YOUR INSTRUCTIONS:
Find every line with the word "Robert" and report how many there are, without any other text.

::::

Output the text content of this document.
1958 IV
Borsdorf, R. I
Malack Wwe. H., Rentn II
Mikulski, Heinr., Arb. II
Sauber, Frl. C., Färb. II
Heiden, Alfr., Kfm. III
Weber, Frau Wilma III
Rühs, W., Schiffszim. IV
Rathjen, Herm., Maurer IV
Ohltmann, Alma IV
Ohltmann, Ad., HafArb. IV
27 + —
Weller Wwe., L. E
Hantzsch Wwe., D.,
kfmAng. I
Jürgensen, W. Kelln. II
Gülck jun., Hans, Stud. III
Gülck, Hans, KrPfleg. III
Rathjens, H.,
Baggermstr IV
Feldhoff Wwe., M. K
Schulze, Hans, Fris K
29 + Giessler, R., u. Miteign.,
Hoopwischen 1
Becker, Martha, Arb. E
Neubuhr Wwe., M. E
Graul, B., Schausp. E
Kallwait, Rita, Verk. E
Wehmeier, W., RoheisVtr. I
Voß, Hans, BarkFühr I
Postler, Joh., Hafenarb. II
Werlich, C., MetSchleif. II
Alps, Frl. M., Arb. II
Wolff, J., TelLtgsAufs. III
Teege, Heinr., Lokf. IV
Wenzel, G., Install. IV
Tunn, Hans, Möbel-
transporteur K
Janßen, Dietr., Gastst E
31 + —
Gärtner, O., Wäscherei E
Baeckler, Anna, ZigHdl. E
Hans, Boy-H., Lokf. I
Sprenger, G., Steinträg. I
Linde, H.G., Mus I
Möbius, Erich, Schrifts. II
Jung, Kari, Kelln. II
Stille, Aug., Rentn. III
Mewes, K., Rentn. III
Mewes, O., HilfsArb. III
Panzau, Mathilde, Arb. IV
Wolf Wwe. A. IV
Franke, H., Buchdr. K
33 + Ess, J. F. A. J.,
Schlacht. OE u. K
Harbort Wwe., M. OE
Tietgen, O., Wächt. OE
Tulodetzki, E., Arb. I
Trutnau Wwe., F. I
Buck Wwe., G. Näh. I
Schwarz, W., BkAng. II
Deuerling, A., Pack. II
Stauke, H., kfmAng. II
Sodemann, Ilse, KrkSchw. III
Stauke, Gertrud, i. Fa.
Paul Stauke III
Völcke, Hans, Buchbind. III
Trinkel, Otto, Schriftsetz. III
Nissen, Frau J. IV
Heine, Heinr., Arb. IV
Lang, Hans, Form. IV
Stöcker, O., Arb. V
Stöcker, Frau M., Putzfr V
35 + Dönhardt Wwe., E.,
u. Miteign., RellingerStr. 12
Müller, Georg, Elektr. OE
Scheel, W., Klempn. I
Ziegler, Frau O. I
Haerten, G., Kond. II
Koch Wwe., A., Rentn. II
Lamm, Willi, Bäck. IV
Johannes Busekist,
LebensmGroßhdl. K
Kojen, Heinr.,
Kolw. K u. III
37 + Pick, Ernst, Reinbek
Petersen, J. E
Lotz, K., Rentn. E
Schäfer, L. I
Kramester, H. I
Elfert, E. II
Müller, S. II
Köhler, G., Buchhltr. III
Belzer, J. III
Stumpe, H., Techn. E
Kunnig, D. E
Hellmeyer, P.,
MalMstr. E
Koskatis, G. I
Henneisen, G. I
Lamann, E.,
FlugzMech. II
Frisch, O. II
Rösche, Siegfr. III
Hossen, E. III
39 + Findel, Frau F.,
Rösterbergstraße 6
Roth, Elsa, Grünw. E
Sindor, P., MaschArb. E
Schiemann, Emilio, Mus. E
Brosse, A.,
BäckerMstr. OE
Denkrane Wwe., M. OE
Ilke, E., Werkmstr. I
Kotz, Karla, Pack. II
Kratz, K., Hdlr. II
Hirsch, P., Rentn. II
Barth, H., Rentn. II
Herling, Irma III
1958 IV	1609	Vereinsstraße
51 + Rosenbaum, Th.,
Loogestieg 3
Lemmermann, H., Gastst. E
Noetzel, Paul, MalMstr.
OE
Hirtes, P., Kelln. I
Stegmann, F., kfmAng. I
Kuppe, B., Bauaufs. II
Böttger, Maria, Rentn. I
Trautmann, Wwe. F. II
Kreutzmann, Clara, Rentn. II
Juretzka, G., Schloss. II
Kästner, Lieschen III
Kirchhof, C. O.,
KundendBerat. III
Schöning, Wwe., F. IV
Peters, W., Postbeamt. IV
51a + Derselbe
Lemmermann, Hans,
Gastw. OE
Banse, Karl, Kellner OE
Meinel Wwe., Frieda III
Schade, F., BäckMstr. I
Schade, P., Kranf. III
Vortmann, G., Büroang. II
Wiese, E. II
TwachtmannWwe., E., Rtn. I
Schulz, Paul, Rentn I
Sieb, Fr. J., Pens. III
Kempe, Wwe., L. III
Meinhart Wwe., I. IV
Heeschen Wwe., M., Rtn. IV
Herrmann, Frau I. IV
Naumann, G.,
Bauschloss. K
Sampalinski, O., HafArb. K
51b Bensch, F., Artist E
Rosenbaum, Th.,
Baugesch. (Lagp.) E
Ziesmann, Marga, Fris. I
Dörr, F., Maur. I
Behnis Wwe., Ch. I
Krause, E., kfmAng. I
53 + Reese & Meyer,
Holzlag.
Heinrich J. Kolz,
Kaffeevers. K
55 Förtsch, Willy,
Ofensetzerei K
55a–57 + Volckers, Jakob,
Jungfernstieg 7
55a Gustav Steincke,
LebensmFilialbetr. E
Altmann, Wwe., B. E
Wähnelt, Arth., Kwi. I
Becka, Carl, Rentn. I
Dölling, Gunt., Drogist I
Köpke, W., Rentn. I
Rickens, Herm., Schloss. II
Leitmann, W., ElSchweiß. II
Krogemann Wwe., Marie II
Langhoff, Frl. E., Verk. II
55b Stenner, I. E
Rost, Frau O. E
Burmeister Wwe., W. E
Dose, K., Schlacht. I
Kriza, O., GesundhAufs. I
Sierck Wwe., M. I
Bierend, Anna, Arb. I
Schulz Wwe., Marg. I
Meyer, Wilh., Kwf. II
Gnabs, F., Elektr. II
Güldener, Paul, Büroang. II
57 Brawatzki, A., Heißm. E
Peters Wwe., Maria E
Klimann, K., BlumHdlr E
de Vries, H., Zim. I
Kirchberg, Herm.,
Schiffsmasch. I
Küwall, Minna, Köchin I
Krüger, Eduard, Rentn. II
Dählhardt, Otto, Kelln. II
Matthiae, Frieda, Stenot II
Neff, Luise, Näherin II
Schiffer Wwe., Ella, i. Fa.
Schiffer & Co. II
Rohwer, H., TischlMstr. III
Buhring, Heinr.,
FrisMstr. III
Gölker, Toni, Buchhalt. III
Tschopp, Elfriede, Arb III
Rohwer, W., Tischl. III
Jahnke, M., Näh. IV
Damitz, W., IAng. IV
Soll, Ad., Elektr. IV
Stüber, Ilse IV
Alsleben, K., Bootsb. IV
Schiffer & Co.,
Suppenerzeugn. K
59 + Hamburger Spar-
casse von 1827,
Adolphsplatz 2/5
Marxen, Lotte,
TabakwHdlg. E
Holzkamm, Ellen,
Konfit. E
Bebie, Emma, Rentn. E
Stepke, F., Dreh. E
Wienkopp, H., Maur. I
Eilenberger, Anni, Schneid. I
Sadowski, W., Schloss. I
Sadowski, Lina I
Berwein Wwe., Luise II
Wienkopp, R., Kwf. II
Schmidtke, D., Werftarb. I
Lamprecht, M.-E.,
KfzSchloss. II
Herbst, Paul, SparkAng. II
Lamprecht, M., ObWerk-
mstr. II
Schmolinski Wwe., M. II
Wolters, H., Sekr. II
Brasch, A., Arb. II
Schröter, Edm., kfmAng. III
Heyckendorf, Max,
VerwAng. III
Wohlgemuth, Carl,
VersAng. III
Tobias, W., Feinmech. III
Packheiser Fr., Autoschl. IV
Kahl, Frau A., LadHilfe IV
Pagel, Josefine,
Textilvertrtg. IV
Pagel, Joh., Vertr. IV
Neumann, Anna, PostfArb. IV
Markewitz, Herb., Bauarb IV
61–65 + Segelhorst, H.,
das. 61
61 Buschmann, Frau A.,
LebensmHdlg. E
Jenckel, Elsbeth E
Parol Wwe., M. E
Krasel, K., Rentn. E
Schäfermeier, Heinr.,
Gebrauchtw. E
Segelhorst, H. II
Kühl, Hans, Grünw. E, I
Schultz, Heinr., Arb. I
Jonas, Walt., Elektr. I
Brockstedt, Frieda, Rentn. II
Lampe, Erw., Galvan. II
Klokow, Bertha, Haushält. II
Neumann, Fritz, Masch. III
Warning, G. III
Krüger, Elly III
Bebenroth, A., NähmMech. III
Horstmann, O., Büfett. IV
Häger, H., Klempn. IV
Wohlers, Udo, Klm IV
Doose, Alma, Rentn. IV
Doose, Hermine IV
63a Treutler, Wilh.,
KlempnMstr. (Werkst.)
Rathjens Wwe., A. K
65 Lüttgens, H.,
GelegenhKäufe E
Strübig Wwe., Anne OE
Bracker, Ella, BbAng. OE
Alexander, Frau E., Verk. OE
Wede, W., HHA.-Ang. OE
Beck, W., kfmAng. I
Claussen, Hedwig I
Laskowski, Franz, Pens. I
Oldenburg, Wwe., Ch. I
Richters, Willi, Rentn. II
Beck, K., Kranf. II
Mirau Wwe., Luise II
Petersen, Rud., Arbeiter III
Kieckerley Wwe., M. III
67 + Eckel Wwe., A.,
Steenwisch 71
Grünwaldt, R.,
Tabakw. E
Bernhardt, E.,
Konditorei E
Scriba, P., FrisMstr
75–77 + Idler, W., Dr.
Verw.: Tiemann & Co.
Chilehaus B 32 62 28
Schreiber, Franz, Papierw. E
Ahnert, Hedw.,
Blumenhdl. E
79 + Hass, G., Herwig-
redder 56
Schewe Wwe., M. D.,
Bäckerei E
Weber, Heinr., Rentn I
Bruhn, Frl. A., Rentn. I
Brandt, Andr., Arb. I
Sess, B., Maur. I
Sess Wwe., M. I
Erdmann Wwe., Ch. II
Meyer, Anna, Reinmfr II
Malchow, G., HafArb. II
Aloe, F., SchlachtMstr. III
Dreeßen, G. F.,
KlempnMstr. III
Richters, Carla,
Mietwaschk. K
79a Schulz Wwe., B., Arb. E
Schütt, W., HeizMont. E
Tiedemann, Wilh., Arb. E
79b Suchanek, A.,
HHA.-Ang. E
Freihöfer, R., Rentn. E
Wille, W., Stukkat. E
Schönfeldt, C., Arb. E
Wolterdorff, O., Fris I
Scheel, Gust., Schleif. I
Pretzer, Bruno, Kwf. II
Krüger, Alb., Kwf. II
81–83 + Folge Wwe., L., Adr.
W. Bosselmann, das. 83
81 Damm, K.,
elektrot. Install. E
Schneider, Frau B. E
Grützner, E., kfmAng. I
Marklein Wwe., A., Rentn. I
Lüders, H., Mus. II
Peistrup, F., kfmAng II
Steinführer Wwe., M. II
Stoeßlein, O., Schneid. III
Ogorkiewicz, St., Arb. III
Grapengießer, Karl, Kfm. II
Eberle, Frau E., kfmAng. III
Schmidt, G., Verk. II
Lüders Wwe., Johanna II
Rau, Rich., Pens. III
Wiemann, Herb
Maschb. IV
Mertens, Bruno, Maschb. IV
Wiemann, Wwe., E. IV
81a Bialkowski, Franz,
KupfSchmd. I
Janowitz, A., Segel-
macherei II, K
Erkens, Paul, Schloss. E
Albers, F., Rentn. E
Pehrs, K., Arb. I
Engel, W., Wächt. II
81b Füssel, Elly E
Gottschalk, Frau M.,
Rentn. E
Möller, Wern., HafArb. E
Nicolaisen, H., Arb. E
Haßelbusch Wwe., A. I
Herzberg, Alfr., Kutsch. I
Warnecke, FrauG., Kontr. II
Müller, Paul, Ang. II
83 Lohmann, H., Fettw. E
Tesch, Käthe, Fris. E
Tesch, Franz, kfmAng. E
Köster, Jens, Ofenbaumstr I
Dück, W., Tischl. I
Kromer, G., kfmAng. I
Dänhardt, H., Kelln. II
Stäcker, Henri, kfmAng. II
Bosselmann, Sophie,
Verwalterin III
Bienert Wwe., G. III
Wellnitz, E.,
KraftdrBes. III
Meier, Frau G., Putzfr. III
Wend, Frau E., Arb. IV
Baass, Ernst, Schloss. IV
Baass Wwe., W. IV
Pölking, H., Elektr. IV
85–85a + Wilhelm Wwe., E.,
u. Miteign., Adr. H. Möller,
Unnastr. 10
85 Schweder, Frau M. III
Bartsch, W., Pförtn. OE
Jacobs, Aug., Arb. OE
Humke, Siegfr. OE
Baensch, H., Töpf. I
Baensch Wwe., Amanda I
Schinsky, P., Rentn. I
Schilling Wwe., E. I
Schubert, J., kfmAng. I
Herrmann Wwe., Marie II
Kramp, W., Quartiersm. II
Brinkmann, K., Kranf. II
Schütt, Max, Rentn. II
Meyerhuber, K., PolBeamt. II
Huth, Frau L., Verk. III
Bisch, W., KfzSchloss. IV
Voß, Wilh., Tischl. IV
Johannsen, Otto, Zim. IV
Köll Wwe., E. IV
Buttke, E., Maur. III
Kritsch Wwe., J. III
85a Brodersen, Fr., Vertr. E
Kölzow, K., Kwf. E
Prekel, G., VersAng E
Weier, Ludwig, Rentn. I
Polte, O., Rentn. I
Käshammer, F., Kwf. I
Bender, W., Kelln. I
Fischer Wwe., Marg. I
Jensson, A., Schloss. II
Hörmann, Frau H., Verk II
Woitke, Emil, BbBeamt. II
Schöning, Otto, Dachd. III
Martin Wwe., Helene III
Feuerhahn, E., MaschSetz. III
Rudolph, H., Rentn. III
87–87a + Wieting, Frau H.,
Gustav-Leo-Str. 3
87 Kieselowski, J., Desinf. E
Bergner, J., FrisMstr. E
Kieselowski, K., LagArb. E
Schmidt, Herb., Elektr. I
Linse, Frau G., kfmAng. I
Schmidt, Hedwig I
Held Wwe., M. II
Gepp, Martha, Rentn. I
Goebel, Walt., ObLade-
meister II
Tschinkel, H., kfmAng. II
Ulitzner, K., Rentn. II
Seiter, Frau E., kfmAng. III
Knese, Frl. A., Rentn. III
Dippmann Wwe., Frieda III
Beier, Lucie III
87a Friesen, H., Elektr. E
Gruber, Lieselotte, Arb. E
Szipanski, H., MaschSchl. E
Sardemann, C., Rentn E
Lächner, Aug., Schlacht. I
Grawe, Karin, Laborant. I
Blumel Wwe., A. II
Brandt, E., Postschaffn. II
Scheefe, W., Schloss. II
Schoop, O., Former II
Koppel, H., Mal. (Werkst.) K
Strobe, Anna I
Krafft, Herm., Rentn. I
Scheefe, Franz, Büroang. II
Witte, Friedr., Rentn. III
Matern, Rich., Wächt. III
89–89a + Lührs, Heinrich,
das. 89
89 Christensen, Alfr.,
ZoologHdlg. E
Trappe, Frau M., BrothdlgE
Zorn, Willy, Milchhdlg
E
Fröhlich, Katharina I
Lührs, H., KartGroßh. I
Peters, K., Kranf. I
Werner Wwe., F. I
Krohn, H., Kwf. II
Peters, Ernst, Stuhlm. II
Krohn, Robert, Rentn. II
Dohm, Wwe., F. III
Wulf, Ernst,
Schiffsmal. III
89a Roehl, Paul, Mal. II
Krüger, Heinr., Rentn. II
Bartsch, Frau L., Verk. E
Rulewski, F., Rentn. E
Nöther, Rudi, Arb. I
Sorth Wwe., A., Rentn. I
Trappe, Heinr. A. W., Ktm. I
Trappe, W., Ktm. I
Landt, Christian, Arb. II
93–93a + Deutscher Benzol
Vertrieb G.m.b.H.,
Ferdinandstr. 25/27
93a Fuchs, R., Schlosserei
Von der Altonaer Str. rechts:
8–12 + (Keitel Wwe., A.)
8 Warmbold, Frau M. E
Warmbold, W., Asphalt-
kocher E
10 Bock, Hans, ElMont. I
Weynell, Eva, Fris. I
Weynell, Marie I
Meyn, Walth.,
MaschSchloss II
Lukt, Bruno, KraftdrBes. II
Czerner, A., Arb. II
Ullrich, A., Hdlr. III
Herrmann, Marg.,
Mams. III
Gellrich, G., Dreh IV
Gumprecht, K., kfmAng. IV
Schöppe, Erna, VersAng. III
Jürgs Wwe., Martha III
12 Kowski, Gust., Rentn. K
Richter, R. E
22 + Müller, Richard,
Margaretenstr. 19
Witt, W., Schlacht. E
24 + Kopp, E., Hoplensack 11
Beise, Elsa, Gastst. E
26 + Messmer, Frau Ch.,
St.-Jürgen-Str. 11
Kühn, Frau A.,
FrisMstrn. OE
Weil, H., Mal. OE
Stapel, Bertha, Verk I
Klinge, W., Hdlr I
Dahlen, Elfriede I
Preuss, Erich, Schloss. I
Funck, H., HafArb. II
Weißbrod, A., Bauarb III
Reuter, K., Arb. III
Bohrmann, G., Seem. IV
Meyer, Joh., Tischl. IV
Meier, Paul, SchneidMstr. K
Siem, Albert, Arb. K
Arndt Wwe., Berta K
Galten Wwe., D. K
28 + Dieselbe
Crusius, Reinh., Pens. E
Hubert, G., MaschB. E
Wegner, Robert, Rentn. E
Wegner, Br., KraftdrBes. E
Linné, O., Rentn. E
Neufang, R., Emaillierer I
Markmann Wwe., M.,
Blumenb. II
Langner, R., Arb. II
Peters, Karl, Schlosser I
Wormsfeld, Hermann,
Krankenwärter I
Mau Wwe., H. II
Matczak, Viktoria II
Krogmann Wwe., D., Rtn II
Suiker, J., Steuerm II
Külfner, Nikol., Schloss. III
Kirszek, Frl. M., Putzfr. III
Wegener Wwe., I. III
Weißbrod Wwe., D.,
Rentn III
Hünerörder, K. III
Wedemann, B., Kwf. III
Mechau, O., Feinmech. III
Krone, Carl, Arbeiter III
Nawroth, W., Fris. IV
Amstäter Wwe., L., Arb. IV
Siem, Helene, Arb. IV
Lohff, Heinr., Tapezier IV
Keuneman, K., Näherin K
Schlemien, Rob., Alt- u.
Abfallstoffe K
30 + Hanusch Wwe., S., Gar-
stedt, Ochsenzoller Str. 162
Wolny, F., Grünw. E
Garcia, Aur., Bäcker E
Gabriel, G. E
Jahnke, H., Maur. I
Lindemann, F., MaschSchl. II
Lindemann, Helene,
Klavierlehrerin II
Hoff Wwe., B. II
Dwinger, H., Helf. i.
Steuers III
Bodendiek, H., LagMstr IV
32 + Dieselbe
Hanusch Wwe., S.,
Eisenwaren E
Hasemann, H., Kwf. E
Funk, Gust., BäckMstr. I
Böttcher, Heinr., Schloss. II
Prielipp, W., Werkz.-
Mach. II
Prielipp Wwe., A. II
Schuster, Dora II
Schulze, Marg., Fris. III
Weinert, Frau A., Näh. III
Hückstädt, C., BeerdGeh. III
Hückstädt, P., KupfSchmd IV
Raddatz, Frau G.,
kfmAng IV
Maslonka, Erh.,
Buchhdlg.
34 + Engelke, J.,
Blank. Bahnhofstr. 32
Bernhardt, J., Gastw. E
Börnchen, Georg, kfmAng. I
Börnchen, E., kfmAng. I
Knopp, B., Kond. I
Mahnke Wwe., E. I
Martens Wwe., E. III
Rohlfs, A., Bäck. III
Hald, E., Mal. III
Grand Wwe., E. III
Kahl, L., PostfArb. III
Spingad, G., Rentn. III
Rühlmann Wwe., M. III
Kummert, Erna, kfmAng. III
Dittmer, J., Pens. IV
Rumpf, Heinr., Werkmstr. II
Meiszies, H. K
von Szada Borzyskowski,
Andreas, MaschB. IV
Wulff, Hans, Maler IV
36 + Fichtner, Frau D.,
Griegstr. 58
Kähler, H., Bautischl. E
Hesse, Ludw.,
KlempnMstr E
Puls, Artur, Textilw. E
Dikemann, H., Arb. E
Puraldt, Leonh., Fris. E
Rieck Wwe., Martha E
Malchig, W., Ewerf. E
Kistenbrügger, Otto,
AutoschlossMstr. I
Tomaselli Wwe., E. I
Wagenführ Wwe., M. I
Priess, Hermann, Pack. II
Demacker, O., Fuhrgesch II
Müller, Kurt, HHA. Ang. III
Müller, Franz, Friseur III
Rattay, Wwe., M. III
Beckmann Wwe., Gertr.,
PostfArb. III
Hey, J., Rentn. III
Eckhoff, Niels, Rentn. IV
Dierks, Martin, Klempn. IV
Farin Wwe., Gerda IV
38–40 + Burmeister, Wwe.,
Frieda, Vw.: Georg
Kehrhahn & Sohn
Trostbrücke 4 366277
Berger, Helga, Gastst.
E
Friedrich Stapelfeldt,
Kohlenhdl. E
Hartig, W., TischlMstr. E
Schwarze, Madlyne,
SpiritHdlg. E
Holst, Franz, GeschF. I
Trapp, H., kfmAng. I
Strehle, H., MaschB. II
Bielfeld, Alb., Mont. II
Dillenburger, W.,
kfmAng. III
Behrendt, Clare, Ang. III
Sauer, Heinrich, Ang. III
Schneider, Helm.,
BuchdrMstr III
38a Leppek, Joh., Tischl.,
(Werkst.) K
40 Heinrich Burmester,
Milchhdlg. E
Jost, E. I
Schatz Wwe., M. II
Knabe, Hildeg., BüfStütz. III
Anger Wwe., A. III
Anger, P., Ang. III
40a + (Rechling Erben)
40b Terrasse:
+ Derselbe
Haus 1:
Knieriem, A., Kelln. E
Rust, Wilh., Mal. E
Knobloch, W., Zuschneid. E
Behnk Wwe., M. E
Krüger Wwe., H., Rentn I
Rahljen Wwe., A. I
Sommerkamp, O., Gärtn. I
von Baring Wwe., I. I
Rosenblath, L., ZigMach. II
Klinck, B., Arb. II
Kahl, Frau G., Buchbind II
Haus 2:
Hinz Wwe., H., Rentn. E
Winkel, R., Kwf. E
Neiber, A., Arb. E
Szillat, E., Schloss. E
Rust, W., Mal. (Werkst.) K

::::

RESPONSE:
2